━━━━━ Given records

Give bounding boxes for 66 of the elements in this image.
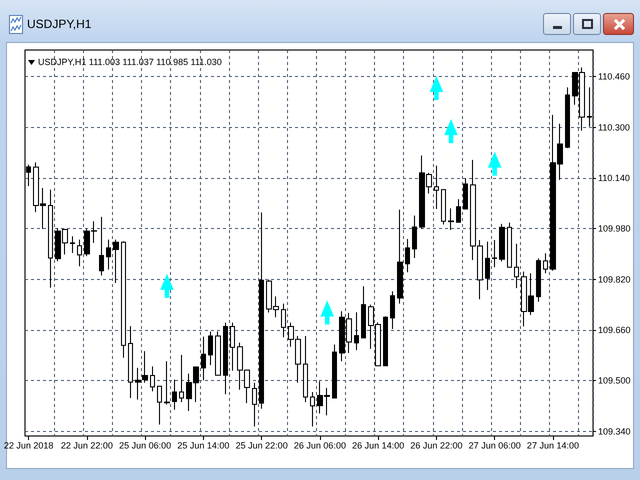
- candlestick: [434, 165, 439, 210]
- candlestick: [179, 354, 184, 403]
- candlestick: [463, 178, 468, 210]
- candlestick: [208, 331, 213, 366]
- candlestick: [303, 335, 308, 403]
- x-tick-label: 25 Jun 14:00: [177, 440, 230, 450]
- candlestick: [448, 208, 454, 230]
- candlestick: [390, 290, 395, 330]
- candlestick: [164, 360, 170, 406]
- x-tick-label: 25 Jun 22:00: [236, 440, 288, 450]
- candlestick: [113, 239, 119, 284]
- candlestick: [142, 350, 148, 384]
- candlestick: [70, 236, 75, 254]
- x-tick-label: 26 Jun 22:00: [410, 440, 462, 450]
- chart-title: USDJPY,H1: [27, 17, 92, 31]
- x-tick-label: 22 Jun 22:00: [60, 440, 113, 450]
- candlestick: [77, 239, 82, 267]
- candlestick: [150, 366, 155, 392]
- candlestick: [281, 303, 286, 338]
- text: USDJPY,H1 111.003 111.037 110.985 111.030: [38, 57, 222, 67]
- candlestick: [121, 240, 126, 358]
- candlestick: [507, 222, 512, 268]
- candlestick: [223, 322, 228, 395]
- candlestick: [252, 382, 257, 427]
- candlestick: [128, 326, 133, 398]
- y-tick-label: 109.500: [598, 376, 631, 386]
- candlestick: [99, 216, 104, 276]
- candlestick: [332, 344, 337, 398]
- candlestick: [405, 238, 410, 273]
- candlestick: [230, 322, 235, 372]
- candlestick: [383, 316, 388, 366]
- candlestick: [106, 239, 111, 270]
- candlestick: [201, 336, 206, 381]
- candlestick: [543, 252, 548, 274]
- candlestick: [215, 331, 221, 376]
- x-tick-label: 27 Jun 14:00: [526, 440, 579, 450]
- candlestick: [492, 239, 497, 268]
- y-tick-label: 109.820: [598, 274, 631, 284]
- candlestick: [397, 209, 403, 304]
- x-tick-label: 27 Jun 06:00: [468, 440, 521, 450]
- candlestick: [441, 189, 446, 225]
- y-tick-label: 109.980: [598, 224, 631, 234]
- candlestick: [514, 243, 519, 289]
- candlestick: [310, 391, 315, 427]
- candlestick: [499, 223, 505, 262]
- x-tick-label: 22 Jun 2018: [4, 440, 54, 450]
- candlestick: [361, 286, 366, 338]
- candlestick: [135, 367, 141, 400]
- x-tick-label: 26 Jun 06:00: [294, 440, 346, 450]
- candlestick: [259, 212, 264, 410]
- y-tick-label: 109.340: [598, 426, 631, 436]
- y-tick-label: 110.140: [598, 172, 630, 183]
- candlestick: [485, 241, 490, 291]
- y-tick-label: 110.300: [598, 122, 630, 132]
- candlestick: [412, 215, 417, 259]
- y-tick-label: 109.660: [598, 324, 631, 335]
- candlestick: [48, 189, 53, 288]
- candlestick: [172, 379, 177, 410]
- candlestick: [456, 198, 461, 223]
- x-tick-label: 26 Jun 14:00: [352, 440, 404, 450]
- candlestick: [565, 86, 570, 149]
- x-tick-label: 25 Jun 06:00: [119, 440, 172, 450]
- candlestick: [157, 386, 162, 426]
- candlestick: [536, 258, 541, 302]
- candlestick: [354, 312, 359, 351]
- y-tick-label: 110.460: [598, 72, 630, 82]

━━━━━━━━━━

Reproduce all of the data above word for word, omitting the picture.

Give bounding boxes for 66 of the elements in this image.
- candlestick: [434, 165, 439, 210]
- candlestick: [179, 354, 184, 403]
- candlestick: [463, 178, 468, 210]
- candlestick: [208, 331, 213, 366]
- candlestick: [303, 335, 308, 403]
- x-tick-label: 25 Jun 14:00: [177, 440, 230, 450]
- candlestick: [448, 208, 454, 230]
- candlestick: [390, 290, 395, 330]
- candlestick: [164, 360, 170, 406]
- x-tick-label: 25 Jun 22:00: [236, 440, 288, 450]
- candlestick: [113, 239, 119, 284]
- candlestick: [142, 350, 148, 384]
- candlestick: [70, 236, 75, 254]
- x-tick-label: 26 Jun 22:00: [410, 440, 462, 450]
- chart-title: USDJPY,H1: [27, 17, 92, 31]
- x-tick-label: 22 Jun 22:00: [60, 440, 113, 450]
- candlestick: [77, 239, 82, 267]
- candlestick: [150, 366, 155, 392]
- candlestick: [281, 303, 286, 338]
- text: USDJPY,H1 111.003 111.037 110.985 111.030: [38, 57, 222, 67]
- candlestick: [121, 240, 126, 358]
- candlestick: [507, 222, 512, 268]
- candlestick: [223, 322, 228, 395]
- candlestick: [252, 382, 257, 427]
- candlestick: [128, 326, 133, 398]
- y-tick-label: 109.500: [598, 376, 631, 386]
- candlestick: [99, 216, 104, 276]
- candlestick: [332, 344, 337, 398]
- candlestick: [405, 238, 410, 273]
- candlestick: [230, 322, 235, 372]
- candlestick: [383, 316, 388, 366]
- candlestick: [106, 239, 111, 270]
- candlestick: [201, 336, 206, 381]
- candlestick: [543, 252, 548, 274]
- candlestick: [215, 331, 221, 376]
- x-tick-label: 27 Jun 14:00: [526, 440, 579, 450]
- candlestick: [492, 239, 497, 268]
- y-tick-label: 109.820: [598, 274, 631, 284]
- candlestick: [397, 209, 403, 304]
- x-tick-label: 27 Jun 06:00: [468, 440, 521, 450]
- candlestick: [441, 189, 446, 225]
- y-tick-label: 109.980: [598, 224, 631, 234]
- candlestick: [514, 243, 519, 289]
- candlestick: [310, 391, 315, 427]
- candlestick: [499, 223, 505, 262]
- x-tick-label: 22 Jun 2018: [4, 440, 54, 450]
- candlestick: [361, 286, 366, 338]
- candlestick: [135, 367, 141, 400]
- x-tick-label: 26 Jun 06:00: [294, 440, 346, 450]
- candlestick: [259, 212, 264, 410]
- y-tick-label: 109.340: [598, 426, 631, 436]
- y-tick-label: 110.140: [598, 172, 630, 183]
- candlestick: [485, 241, 490, 291]
- y-tick-label: 110.300: [598, 122, 630, 132]
- candlestick: [412, 215, 417, 259]
- y-tick-label: 109.660: [598, 324, 631, 335]
- candlestick: [48, 189, 53, 288]
- candlestick: [172, 379, 177, 410]
- candlestick: [456, 198, 461, 223]
- x-tick-label: 26 Jun 14:00: [352, 440, 404, 450]
- candlestick: [565, 86, 570, 149]
- x-tick-label: 25 Jun 06:00: [119, 440, 172, 450]
- candlestick: [157, 386, 162, 426]
- candlestick: [536, 258, 541, 302]
- candlestick: [354, 312, 359, 351]
- y-tick-label: 110.460: [598, 72, 630, 82]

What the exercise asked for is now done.